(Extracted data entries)
···

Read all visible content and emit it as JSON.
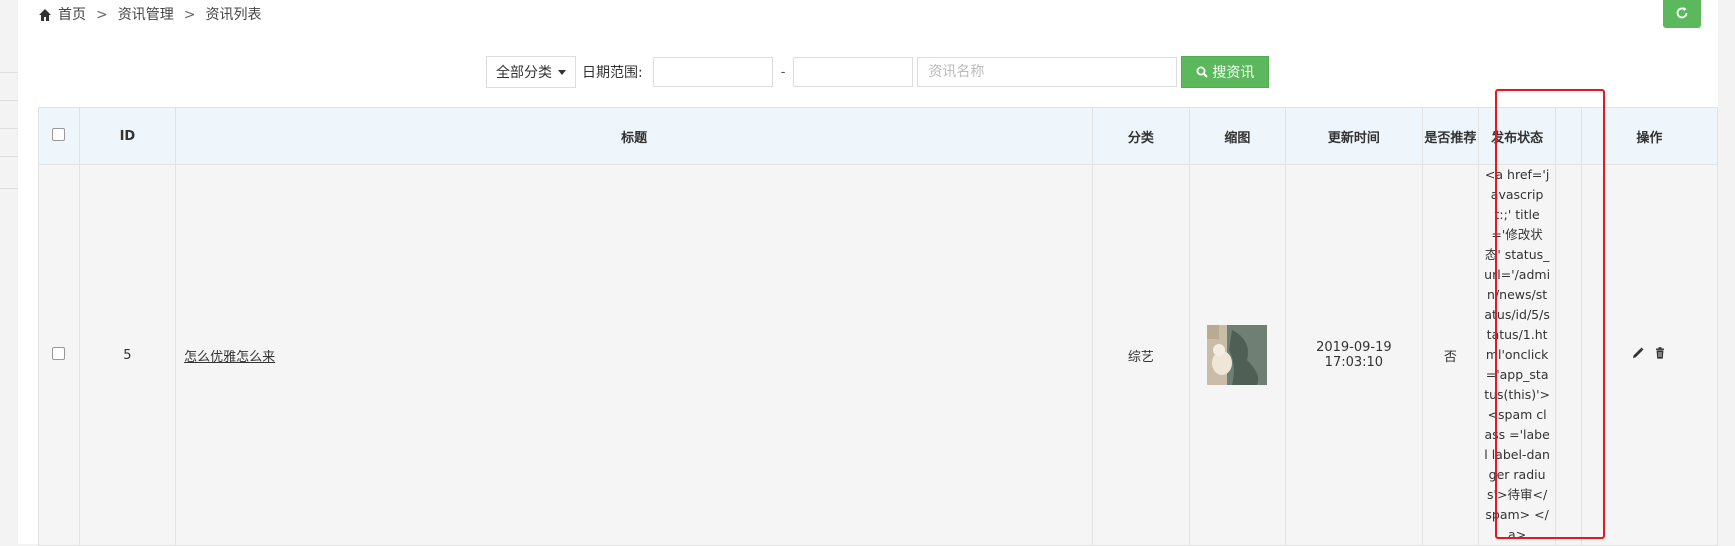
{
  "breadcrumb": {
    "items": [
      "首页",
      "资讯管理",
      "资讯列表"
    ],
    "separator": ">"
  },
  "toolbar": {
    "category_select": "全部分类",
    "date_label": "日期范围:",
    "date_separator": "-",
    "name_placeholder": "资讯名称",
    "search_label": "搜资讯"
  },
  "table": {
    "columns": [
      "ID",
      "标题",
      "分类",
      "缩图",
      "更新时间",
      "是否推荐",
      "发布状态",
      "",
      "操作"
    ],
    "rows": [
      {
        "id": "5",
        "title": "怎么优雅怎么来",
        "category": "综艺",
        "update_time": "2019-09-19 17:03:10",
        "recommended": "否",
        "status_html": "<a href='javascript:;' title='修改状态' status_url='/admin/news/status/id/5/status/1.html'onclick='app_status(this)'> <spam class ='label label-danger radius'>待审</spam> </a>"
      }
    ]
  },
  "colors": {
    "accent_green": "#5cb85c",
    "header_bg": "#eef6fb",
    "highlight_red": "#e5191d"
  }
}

···

## Short exercise
Among the entries above, how many lines hold the string "title"? Give the number by itself.

## Reply to the task
2